## GOAL OF THE EXERCISE
Please output the lines shown below exactly as they appear.
....
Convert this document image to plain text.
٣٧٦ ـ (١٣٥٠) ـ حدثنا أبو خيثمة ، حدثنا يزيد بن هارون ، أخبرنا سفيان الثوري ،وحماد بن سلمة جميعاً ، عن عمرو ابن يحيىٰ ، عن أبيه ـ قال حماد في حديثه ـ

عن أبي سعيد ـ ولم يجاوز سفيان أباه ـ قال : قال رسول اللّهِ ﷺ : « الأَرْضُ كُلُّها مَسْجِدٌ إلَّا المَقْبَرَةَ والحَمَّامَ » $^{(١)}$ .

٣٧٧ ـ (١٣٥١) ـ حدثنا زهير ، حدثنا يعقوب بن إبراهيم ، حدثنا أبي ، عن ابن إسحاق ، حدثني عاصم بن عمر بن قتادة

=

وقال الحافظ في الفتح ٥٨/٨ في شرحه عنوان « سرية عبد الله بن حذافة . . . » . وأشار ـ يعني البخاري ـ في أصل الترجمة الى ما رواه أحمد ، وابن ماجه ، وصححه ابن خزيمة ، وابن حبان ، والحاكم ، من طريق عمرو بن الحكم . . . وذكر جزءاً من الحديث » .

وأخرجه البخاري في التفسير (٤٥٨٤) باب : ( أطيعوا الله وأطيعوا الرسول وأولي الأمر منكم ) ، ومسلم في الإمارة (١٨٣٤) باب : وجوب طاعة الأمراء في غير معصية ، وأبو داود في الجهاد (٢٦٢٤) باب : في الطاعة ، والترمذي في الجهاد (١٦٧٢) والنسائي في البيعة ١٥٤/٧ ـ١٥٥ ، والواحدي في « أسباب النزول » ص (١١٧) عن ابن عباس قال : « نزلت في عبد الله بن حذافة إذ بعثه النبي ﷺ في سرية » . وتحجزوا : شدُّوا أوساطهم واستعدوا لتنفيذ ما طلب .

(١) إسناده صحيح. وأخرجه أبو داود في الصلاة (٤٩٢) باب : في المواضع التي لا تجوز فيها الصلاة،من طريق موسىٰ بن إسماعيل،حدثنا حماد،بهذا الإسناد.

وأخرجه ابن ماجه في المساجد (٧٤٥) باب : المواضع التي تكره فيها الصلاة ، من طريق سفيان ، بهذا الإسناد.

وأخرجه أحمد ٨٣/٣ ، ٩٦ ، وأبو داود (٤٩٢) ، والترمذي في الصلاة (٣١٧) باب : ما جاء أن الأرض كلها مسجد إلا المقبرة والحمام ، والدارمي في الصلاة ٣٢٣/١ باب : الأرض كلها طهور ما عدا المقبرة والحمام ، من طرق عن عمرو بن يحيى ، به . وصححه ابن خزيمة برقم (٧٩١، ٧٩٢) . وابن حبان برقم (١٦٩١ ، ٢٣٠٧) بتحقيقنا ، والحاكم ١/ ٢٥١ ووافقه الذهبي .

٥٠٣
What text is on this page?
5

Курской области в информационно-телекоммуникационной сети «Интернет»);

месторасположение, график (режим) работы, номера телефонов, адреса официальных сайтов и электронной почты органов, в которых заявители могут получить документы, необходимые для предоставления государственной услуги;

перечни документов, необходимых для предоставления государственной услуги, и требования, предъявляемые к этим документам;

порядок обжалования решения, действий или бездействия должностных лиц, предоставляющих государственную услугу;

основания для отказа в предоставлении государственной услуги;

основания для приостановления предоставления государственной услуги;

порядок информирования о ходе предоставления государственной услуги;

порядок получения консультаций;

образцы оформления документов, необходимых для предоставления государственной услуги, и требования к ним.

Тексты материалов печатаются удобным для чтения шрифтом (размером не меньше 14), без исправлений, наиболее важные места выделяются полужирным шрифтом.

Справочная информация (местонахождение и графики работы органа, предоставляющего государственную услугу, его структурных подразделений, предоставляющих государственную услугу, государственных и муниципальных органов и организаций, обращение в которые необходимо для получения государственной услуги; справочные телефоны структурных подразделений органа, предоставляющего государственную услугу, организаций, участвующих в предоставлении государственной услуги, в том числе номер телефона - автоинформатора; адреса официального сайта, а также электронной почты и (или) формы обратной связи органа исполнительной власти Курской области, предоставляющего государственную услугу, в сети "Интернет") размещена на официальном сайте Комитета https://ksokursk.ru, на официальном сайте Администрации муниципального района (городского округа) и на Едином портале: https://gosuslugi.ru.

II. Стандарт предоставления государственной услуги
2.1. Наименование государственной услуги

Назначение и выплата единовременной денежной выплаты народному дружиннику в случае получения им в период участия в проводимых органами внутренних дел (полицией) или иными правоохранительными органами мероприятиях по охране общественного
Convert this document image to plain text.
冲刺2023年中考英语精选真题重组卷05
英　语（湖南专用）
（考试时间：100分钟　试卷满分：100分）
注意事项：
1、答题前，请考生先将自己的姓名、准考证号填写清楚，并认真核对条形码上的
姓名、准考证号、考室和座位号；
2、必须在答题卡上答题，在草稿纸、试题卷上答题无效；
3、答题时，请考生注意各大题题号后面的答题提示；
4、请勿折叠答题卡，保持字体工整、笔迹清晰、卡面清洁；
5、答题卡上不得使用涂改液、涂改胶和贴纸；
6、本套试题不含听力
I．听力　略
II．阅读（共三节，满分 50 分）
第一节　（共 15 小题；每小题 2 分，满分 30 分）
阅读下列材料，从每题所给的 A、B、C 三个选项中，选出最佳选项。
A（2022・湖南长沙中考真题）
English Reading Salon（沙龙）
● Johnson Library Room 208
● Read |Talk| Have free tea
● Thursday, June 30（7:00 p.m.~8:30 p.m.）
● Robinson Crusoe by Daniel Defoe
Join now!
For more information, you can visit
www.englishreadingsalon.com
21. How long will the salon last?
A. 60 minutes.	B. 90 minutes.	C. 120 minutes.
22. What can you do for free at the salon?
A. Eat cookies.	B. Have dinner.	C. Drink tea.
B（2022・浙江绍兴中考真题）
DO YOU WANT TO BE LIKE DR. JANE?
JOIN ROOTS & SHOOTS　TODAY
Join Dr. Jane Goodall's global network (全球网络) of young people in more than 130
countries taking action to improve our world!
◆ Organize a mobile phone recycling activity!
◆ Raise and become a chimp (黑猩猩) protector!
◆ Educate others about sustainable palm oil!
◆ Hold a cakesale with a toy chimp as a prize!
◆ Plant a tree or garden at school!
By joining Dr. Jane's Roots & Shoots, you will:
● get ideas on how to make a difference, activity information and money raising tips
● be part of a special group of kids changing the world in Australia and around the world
....
## PROBLEM SOLUTION
Convert this document image to plain text.
٣٧٦ ـ (١٣٥٠) ـ حدثنا أبو خيثمة ، حدثنا يزيد بن هارون ، أخبرنا سفيان الثوري ،وحماد بن سلمة جميعاً ، عن عمرو ابن يحيىٰ ، عن أبيه ـ قال حماد في حديثه ـ

عن أبي سعيد ـ ولم يجاوز سفيان أباه ـ قال : قال رسول اللّهِ ﷺ : « الأَرْضُ كُلُّها مَسْجِدٌ إلَّا المَقْبَرَةَ والحَمَّامَ » $^{(١)}$ .

٣٧٧ ـ (١٣٥١) ـ حدثنا زهير ، حدثنا يعقوب بن إبراهيم ، حدثنا أبي ، عن ابن إسحاق ، حدثني عاصم بن عمر بن قتادة

=

وقال الحافظ في الفتح ٥٨/٨ في شرحه عنوان « سرية عبد الله بن حذافة . . . » . وأشار ـ يعني البخاري ـ في أصل الترجمة الى ما رواه أحمد ، وابن ماجه ، وصححه ابن خزيمة ، وابن حبان ، والحاكم ، من طريق عمرو بن الحكم . . . وذكر جزءاً من الحديث » .

وأخرجه البخاري في التفسير (٤٥٨٤) باب : ( أطيعوا الله وأطيعوا الرسول وأولي الأمر منكم ) ، ومسلم في الإمارة (١٨٣٤) باب : وجوب طاعة الأمراء في غير معصية ، وأبو داود في الجهاد (٢٦٢٤) باب : في الطاعة ، والترمذي في الجهاد (١٦٧٢) والنسائي في البيعة ١٥٤/٧ ـ١٥٥ ، والواحدي في « أسباب النزول » ص (١١٧) عن ابن عباس قال : « نزلت في عبد الله بن حذافة إذ بعثه النبي ﷺ في سرية » . وتحجزوا : شدُّوا أوساطهم واستعدوا لتنفيذ ما طلب .

(١) إسناده صحيح. وأخرجه أبو داود في الصلاة (٤٩٢) باب : في المواضع التي لا تجوز فيها الصلاة،من طريق موسىٰ بن إسماعيل،حدثنا حماد،بهذا الإسناد.

وأخرجه ابن ماجه في المساجد (٧٤٥) باب : المواضع التي تكره فيها الصلاة ، من طريق سفيان ، بهذا الإسناد.

وأخرجه أحمد ٨٣/٣ ، ٩٦ ، وأبو داود (٤٩٢) ، والترمذي في الصلاة (٣١٧) باب : ما جاء أن الأرض كلها مسجد إلا المقبرة والحمام ، والدارمي في الصلاة ٣٢٣/١ باب : الأرض كلها طهور ما عدا المقبرة والحمام ، من طرق عن عمرو بن يحيى ، به . وصححه ابن خزيمة برقم (٧٩١، ٧٩٢) . وابن حبان برقم (١٦٩١ ، ٢٣٠٧) بتحقيقنا ، والحاكم ١/ ٢٥١ ووافقه الذهبي .

٥٠٣
What text is on this page?
5

Курской области в информационно-телекоммуникационной сети «Интернет»);

месторасположение, график (режим) работы, номера телефонов, адреса официальных сайтов и электронной почты органов, в которых заявители могут получить документы, необходимые для предоставления государственной услуги;

перечни документов, необходимых для предоставления государственной услуги, и требования, предъявляемые к этим документам;

порядок обжалования решения, действий или бездействия должностных лиц, предоставляющих государственную услугу;

основания для отказа в предоставлении государственной услуги;

основания для приостановления предоставления государственной услуги;

порядок информирования о ходе предоставления государственной услуги;

порядок получения консультаций;

образцы оформления документов, необходимых для предоставления государственной услуги, и требования к ним.

Тексты материалов печатаются удобным для чтения шрифтом (размером не меньше 14), без исправлений, наиболее важные места выделяются полужирным шрифтом.

Справочная информация (местонахождение и графики работы органа, предоставляющего государственную услугу, его структурных подразделений, предоставляющих государственную услугу, государственных и муниципальных органов и организаций, обращение в которые необходимо для получения государственной услуги; справочные телефоны структурных подразделений органа, предоставляющего государственную услугу, организаций, участвующих в предоставлении государственной услуги, в том числе номер телефона - автоинформатора; адреса официального сайта, а также электронной почты и (или) формы обратной связи органа исполнительной власти Курской области, предоставляющего государственную услугу, в сети "Интернет") размещена на официальном сайте Комитета https://ksokursk.ru, на официальном сайте Администрации муниципального района (городского округа) и на Едином портале: https://gosuslugi.ru.

II. Стандарт предоставления государственной услуги
2.1. Наименование государственной услуги

Назначение и выплата единовременной денежной выплаты народному дружиннику в случае получения им в период участия в проводимых органами внутренних дел (полицией) или иными правоохранительными органами мероприятиях по охране общественного
Convert this document image to plain text.
冲刺2023年中考英语精选真题重组卷05
英　语（湖南专用）
（考试时间：100分钟　试卷满分：100分）
注意事项：
1、答题前，请考生先将自己的姓名、准考证号填写清楚，并认真核对条形码上的
姓名、准考证号、考室和座位号；
2、必须在答题卡上答题，在草稿纸、试题卷上答题无效；
3、答题时，请考生注意各大题题号后面的答题提示；
4、请勿折叠答题卡，保持字体工整、笔迹清晰、卡面清洁；
5、答题卡上不得使用涂改液、涂改胶和贴纸；
6、本套试题不含听力
I．听力　略
II．阅读（共三节，满分 50 分）
第一节　（共 15 小题；每小题 2 分，满分 30 分）
阅读下列材料，从每题所给的 A、B、C 三个选项中，选出最佳选项。
A（2022・湖南长沙中考真题）
English Reading Salon（沙龙）
● Johnson Library Room 208
● Read |Talk| Have free tea
● Thursday, June 30（7:00 p.m.~8:30 p.m.）
● Robinson Crusoe by Daniel Defoe
Join now!
For more information, you can visit
www.englishreadingsalon.com
21. How long will the salon last?
A. 60 minutes.	B. 90 minutes.	C. 120 minutes.
22. What can you do for free at the salon?
A. Eat cookies.	B. Have dinner.	C. Drink tea.
B（2022・浙江绍兴中考真题）
DO YOU WANT TO BE LIKE DR. JANE?
JOIN ROOTS & SHOOTS　TODAY
Join Dr. Jane Goodall's global network (全球网络) of young people in more than 130
countries taking action to improve our world!
◆ Organize a mobile phone recycling activity!
◆ Raise and become a chimp (黑猩猩) protector!
◆ Educate others about sustainable palm oil!
◆ Hold a cakesale with a toy chimp as a prize!
◆ Plant a tree or garden at school!
By joining Dr. Jane's Roots & Shoots, you will:
● get ideas on how to make a difference, activity information and money raising tips
● be part of a special group of kids changing the world in Australia and around the world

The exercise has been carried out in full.